[Stored entries]
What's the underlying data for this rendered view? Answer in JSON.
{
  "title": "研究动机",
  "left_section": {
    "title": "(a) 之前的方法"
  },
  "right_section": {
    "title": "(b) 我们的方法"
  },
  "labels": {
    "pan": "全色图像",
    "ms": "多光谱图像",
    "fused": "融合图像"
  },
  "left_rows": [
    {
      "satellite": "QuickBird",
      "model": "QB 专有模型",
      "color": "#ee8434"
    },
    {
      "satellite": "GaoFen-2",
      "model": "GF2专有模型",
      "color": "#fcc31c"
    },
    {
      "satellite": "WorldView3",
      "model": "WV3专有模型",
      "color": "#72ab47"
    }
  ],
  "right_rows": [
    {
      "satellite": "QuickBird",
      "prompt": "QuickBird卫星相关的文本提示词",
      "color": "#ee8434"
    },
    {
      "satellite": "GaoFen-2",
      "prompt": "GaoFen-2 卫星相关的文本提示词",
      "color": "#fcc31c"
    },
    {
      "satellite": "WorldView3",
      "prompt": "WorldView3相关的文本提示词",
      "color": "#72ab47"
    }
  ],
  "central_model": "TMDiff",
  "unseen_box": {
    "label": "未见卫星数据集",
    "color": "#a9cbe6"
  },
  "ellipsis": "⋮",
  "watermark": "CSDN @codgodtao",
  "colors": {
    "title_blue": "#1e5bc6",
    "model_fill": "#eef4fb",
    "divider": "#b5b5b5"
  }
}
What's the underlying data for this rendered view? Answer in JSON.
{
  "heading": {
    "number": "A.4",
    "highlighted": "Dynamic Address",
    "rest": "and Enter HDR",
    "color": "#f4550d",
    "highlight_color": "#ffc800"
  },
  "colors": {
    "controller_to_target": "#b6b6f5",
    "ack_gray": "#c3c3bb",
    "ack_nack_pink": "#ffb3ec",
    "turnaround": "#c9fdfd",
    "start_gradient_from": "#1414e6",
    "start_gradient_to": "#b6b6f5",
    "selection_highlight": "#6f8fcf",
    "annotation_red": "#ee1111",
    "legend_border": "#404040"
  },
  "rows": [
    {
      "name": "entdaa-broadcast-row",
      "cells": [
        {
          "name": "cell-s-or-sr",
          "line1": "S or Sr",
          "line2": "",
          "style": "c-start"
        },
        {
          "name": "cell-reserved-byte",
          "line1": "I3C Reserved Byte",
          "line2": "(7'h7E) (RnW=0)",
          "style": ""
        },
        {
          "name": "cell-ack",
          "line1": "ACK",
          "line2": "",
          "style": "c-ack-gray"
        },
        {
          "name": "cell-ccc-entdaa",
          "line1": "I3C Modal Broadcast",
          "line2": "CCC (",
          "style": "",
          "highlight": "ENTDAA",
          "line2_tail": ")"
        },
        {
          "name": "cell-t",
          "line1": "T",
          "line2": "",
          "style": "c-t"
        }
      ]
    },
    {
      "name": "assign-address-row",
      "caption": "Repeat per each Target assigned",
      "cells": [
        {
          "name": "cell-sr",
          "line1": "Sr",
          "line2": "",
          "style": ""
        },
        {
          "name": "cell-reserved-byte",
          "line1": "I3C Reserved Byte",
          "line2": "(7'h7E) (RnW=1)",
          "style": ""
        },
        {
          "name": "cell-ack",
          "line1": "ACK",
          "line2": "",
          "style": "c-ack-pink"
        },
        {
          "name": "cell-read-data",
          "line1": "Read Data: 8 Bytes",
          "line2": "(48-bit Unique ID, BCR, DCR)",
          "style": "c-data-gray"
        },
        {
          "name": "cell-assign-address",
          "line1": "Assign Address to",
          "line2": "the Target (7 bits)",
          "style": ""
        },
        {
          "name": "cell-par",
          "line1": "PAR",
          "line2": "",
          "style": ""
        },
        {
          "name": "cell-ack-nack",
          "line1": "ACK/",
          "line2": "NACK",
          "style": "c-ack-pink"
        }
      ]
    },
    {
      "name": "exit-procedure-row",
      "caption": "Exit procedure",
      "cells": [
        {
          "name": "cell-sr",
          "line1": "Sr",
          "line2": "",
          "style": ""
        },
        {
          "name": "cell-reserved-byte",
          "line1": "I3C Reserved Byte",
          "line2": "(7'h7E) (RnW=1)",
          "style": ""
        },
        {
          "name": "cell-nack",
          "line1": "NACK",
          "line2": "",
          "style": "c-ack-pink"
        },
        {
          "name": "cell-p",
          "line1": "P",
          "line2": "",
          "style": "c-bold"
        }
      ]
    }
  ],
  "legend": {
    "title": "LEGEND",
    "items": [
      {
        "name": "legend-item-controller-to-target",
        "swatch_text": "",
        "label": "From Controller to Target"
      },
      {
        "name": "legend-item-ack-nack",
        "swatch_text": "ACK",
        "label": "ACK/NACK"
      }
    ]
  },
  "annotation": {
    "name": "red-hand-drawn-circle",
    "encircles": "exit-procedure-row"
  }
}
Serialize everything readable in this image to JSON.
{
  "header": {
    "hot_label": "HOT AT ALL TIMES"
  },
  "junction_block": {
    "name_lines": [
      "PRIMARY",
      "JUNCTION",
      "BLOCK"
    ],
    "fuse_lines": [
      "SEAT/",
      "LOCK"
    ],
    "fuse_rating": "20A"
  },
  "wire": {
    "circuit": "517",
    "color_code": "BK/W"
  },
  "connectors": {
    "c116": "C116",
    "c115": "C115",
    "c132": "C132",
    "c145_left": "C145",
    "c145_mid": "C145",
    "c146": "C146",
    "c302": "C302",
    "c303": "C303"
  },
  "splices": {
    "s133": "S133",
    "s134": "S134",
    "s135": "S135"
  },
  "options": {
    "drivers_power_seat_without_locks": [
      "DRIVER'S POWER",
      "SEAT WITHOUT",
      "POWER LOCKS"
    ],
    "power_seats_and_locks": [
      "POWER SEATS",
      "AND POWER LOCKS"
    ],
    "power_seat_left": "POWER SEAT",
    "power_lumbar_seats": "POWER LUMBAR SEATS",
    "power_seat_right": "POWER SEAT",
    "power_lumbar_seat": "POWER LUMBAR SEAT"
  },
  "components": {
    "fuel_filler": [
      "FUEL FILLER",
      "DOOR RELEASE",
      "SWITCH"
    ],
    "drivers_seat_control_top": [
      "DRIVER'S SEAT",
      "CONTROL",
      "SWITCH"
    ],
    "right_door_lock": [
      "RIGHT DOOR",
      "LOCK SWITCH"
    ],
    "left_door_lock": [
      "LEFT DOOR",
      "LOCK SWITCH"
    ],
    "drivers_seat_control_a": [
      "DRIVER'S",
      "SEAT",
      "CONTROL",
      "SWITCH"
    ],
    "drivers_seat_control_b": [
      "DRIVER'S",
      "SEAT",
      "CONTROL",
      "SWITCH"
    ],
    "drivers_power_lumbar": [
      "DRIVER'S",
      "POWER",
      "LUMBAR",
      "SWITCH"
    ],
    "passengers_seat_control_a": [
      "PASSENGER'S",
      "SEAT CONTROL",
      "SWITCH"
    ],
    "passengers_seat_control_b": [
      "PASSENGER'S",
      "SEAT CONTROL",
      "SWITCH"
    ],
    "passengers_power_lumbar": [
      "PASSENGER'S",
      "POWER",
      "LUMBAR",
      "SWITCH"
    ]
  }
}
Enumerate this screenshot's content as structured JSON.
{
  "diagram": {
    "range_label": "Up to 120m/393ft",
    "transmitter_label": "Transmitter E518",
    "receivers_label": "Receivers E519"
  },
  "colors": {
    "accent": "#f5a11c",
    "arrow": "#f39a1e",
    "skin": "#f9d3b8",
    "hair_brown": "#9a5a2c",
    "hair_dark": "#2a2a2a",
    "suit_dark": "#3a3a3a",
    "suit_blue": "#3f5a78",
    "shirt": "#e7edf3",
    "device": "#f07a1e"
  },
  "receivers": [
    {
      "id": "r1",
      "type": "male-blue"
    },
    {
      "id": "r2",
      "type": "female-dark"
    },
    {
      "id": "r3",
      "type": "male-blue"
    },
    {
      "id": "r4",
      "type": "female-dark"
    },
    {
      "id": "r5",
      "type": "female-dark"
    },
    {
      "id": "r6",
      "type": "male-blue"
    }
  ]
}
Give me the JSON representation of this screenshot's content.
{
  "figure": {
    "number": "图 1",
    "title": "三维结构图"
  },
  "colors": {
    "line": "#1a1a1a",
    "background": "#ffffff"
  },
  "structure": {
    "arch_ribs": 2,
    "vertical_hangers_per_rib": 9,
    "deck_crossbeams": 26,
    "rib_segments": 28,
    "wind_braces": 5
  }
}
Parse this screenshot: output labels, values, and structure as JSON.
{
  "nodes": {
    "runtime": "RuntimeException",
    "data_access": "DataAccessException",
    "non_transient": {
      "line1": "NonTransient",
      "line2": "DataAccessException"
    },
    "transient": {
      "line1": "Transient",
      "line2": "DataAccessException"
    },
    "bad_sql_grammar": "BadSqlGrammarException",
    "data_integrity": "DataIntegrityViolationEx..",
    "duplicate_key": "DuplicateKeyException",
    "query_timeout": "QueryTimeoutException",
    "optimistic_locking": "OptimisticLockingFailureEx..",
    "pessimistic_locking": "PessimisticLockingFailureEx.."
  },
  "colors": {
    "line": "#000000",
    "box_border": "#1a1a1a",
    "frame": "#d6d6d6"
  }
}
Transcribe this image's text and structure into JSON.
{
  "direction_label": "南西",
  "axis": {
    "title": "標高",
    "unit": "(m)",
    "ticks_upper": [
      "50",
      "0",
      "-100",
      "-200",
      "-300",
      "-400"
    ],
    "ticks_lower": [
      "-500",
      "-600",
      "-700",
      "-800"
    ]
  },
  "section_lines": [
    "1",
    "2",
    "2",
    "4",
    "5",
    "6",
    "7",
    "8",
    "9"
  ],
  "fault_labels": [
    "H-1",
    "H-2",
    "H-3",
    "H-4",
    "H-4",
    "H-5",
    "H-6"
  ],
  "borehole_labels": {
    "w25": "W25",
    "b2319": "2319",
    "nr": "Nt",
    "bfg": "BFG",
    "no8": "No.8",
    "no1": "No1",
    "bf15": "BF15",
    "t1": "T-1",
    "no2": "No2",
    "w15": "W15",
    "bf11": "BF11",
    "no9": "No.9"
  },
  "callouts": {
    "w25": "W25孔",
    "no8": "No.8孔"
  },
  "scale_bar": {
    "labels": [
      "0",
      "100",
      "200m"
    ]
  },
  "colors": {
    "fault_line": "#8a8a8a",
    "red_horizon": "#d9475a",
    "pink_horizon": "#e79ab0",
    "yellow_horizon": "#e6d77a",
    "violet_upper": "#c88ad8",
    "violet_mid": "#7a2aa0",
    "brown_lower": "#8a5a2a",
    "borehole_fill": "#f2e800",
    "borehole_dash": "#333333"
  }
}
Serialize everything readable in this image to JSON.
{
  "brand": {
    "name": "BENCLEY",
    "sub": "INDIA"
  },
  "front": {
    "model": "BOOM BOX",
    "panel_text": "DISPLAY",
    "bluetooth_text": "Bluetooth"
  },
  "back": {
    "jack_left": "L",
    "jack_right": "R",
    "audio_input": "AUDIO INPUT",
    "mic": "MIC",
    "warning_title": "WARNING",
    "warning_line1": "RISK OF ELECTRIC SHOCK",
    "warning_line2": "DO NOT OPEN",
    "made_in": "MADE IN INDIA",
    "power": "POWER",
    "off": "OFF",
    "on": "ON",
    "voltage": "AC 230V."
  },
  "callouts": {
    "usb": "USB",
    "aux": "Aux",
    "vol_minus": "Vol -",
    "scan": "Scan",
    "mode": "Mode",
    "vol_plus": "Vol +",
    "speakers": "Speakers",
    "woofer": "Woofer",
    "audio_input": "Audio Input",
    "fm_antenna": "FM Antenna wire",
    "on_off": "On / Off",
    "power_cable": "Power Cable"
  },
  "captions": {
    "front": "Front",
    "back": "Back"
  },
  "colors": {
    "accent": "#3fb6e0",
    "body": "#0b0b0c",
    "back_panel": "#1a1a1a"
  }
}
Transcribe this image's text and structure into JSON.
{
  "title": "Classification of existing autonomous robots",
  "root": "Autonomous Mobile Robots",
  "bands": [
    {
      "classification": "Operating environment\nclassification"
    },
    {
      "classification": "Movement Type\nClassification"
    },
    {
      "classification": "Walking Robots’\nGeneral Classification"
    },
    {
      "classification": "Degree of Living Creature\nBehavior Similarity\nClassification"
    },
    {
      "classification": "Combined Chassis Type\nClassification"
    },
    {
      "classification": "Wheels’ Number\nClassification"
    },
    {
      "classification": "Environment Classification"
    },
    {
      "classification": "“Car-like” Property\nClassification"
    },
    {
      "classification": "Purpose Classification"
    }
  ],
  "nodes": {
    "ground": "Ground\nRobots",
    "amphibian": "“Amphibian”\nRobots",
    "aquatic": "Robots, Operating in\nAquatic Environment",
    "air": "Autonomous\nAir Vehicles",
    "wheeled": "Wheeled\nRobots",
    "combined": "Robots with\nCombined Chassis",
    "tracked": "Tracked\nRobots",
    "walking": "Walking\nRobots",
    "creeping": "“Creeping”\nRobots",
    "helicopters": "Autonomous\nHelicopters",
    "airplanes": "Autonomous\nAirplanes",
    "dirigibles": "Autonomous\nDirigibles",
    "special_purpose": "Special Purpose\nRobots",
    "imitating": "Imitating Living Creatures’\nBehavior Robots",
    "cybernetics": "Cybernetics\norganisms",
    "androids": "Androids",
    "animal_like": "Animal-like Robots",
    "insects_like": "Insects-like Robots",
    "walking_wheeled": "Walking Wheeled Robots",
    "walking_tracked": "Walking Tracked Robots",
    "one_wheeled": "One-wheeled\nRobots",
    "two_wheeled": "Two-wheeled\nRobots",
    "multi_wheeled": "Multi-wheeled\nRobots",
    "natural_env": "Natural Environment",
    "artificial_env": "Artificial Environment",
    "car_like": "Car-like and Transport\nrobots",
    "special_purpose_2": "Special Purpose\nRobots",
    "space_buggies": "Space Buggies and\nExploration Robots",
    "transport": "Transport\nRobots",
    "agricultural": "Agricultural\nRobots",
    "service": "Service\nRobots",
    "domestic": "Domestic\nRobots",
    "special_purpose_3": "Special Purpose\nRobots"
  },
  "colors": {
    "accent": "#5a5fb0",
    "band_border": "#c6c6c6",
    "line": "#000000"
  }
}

WHAT IS ASKED:
Using the listing above, show each line holding the string "Tracked".

RESULT BELOW:
    "tracked": "Tracked\nRobots",
    "walking_tracked": "Walking Tracked Robots",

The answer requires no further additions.